Work to be completed: In the records from the start through the line holding "resolution-dropdown[interactable]: 1920x1080 <box>106", inclusive, change "debug-text" to "overlay-text" and write out only those lines, leaving everything else unchanged.

◇ ◇ ◇ ◇ ◇

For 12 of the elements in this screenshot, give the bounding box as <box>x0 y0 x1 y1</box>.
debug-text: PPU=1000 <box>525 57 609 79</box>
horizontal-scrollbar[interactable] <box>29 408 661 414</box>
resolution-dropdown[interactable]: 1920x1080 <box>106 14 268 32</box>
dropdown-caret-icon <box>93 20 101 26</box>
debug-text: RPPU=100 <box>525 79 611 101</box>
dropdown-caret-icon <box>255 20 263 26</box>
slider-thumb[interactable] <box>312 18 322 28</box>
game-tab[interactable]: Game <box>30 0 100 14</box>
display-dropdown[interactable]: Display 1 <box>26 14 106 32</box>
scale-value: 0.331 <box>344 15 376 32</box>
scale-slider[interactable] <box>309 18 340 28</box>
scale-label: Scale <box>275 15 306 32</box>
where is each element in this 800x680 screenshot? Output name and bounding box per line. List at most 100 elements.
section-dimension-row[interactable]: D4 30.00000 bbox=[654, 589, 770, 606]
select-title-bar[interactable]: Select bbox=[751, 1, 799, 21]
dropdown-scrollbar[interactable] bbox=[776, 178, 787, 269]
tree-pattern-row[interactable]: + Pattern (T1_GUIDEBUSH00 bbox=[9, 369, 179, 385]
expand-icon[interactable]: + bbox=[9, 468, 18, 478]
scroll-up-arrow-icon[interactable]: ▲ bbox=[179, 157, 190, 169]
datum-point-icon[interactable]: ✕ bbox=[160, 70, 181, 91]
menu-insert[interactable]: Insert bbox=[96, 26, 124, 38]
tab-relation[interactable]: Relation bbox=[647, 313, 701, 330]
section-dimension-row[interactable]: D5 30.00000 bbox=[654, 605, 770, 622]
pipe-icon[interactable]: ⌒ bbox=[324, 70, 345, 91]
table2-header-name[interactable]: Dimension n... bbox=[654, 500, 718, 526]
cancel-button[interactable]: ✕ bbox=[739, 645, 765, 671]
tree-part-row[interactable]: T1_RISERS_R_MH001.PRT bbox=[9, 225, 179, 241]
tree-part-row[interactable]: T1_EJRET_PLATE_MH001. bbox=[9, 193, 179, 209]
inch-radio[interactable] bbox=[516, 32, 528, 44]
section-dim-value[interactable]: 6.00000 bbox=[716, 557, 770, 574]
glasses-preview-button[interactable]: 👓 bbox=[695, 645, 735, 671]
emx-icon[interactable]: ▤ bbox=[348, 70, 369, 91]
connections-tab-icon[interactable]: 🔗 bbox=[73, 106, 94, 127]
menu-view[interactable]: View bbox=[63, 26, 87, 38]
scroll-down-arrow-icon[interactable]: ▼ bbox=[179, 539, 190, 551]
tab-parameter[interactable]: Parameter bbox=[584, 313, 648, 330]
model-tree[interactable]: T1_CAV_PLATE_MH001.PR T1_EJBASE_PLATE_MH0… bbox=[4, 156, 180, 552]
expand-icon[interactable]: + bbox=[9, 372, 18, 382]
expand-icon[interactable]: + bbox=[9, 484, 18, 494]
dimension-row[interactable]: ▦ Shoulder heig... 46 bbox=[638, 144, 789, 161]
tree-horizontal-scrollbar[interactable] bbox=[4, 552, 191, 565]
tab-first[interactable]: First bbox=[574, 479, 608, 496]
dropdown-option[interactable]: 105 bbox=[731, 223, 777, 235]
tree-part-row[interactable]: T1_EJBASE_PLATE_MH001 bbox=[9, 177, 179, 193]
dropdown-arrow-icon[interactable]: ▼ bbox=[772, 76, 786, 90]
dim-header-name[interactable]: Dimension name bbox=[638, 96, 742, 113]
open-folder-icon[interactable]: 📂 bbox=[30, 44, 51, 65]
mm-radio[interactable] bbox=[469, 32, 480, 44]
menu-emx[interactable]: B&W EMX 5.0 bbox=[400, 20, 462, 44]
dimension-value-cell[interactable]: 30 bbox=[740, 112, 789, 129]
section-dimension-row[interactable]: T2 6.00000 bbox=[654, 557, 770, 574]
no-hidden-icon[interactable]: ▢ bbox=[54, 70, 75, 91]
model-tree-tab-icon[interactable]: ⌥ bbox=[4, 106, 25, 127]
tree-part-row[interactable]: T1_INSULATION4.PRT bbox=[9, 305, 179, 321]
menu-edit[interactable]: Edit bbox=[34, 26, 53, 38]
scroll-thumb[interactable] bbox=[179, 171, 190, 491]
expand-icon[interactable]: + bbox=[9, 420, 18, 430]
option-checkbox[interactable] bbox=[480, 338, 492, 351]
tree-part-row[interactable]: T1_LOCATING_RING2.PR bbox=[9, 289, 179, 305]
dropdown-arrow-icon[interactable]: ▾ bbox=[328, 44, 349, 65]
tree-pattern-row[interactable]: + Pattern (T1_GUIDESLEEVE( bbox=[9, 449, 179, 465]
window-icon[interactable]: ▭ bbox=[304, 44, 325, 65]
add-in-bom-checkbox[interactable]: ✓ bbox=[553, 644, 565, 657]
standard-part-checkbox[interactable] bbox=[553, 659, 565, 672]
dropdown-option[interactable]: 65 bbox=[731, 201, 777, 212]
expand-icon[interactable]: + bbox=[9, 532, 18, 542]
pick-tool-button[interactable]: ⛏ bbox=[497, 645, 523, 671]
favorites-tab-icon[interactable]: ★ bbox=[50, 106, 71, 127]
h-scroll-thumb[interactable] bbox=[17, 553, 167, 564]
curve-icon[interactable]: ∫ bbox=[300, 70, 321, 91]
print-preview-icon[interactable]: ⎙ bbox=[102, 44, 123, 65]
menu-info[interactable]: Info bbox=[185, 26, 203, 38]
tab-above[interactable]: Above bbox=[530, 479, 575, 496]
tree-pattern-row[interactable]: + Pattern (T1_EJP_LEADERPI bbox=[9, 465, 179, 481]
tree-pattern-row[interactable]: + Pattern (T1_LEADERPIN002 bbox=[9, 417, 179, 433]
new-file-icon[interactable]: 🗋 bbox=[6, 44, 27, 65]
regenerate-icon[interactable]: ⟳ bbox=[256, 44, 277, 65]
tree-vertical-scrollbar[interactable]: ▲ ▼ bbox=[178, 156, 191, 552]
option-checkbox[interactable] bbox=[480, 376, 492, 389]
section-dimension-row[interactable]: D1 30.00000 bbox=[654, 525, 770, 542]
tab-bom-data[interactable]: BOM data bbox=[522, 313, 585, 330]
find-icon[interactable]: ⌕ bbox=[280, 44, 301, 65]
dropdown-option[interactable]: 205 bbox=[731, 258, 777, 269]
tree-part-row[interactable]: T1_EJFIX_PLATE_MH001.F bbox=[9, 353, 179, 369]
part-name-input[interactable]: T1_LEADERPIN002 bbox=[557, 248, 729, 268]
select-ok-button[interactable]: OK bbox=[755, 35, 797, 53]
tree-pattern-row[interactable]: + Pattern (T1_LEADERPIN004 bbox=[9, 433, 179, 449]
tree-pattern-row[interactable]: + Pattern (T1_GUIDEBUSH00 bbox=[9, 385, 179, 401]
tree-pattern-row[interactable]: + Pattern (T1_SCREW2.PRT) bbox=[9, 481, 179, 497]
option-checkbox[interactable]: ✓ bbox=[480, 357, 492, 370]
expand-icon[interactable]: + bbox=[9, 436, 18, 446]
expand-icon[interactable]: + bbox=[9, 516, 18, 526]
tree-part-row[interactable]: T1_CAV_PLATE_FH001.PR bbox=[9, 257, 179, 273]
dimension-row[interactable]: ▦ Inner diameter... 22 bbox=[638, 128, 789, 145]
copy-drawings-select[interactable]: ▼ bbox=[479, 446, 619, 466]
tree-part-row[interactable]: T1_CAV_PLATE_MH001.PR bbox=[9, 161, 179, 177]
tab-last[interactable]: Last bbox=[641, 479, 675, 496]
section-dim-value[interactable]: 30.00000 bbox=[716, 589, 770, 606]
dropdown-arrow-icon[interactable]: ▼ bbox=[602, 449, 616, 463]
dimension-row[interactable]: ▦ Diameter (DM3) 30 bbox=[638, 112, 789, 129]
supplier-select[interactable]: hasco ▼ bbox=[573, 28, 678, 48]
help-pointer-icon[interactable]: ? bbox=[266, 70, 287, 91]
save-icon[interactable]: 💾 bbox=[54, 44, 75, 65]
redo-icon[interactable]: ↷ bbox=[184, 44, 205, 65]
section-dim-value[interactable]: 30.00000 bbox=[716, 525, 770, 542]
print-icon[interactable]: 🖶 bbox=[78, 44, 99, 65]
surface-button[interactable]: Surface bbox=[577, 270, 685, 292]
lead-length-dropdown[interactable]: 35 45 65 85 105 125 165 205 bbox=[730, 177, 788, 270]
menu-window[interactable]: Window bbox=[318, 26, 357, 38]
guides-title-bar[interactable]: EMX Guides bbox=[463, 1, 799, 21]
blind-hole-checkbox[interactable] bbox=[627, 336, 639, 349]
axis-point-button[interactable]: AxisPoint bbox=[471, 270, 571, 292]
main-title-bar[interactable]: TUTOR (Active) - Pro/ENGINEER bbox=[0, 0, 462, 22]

◇ ◇ ◇ ◇ ◇

Written solution:
For 12 of the elements in this screenshot, give the bounding box as <box>x0 y0 x1 y1</box>.
overlay-text: PPU=1000 <box>525 57 609 79</box>
horizontal-scrollbar[interactable] <box>29 408 661 414</box>
resolution-dropdown[interactable]: 1920x1080 <box>106 14 268 32</box>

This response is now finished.